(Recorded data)
• • • •

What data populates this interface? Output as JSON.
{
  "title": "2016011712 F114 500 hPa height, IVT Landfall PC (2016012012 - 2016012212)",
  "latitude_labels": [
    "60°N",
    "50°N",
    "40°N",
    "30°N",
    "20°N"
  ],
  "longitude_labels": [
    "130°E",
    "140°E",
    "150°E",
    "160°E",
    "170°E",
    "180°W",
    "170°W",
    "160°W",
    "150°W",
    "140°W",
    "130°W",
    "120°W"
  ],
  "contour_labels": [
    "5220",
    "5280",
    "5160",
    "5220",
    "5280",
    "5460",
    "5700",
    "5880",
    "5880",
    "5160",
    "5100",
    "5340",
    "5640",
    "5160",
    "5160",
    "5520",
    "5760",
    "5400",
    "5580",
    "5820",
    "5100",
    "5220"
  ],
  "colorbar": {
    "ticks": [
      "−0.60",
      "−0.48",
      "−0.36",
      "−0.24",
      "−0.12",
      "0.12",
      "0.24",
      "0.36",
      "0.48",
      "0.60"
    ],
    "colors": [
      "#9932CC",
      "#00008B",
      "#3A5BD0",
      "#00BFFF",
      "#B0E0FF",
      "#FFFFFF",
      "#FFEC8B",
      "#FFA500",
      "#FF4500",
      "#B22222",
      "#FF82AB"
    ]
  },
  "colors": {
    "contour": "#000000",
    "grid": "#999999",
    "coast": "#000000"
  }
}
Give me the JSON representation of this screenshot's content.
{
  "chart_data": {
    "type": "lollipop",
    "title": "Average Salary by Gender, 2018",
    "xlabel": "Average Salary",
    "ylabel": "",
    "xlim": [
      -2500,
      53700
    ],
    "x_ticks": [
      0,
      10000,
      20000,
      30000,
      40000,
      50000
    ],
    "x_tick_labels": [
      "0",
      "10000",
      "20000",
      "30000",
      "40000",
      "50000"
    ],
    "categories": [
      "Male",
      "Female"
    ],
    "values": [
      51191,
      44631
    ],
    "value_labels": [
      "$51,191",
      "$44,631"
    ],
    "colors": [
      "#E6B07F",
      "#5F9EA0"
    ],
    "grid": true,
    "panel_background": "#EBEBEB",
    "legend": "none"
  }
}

• • • •

> _Aim of the task_
Print the records above exactly as they appear.

> _Answer to the exercise_
What data populates this interface? Output as JSON.
{
  "title": "2016011712 F114 500 hPa height, IVT Landfall PC (2016012012 - 2016012212)",
  "latitude_labels": [
    "60°N",
    "50°N",
    "40°N",
    "30°N",
    "20°N"
  ],
  "longitude_labels": [
    "130°E",
    "140°E",
    "150°E",
    "160°E",
    "170°E",
    "180°W",
    "170°W",
    "160°W",
    "150°W",
    "140°W",
    "130°W",
    "120°W"
  ],
  "contour_labels": [
    "5220",
    "5280",
    "5160",
    "5220",
    "5280",
    "5460",
    "5700",
    "5880",
    "5880",
    "5160",
    "5100",
    "5340",
    "5640",
    "5160",
    "5160",
    "5520",
    "5760",
    "5400",
    "5580",
    "5820",
    "5100",
    "5220"
  ],
  "colorbar": {
    "ticks": [
      "−0.60",
      "−0.48",
      "−0.36",
      "−0.24",
      "−0.12",
      "0.12",
      "0.24",
      "0.36",
      "0.48",
      "0.60"
    ],
    "colors": [
      "#9932CC",
      "#00008B",
      "#3A5BD0",
      "#00BFFF",
      "#B0E0FF",
      "#FFFFFF",
      "#FFEC8B",
      "#FFA500",
      "#FF4500",
      "#B22222",
      "#FF82AB"
    ]
  },
  "colors": {
    "contour": "#000000",
    "grid": "#999999",
    "coast": "#000000"
  }
}
Give me the JSON representation of this screenshot's content.
{
  "chart_data": {
    "type": "lollipop",
    "title": "Average Salary by Gender, 2018",
    "xlabel": "Average Salary",
    "ylabel": "",
    "xlim": [
      -2500,
      53700
    ],
    "x_ticks": [
      0,
      10000,
      20000,
      30000,
      40000,
      50000
    ],
    "x_tick_labels": [
      "0",
      "10000",
      "20000",
      "30000",
      "40000",
      "50000"
    ],
    "categories": [
      "Male",
      "Female"
    ],
    "values": [
      51191,
      44631
    ],
    "value_labels": [
      "$51,191",
      "$44,631"
    ],
    "colors": [
      "#E6B07F",
      "#5F9EA0"
    ],
    "grid": true,
    "panel_background": "#EBEBEB",
    "legend": "none"
  }
}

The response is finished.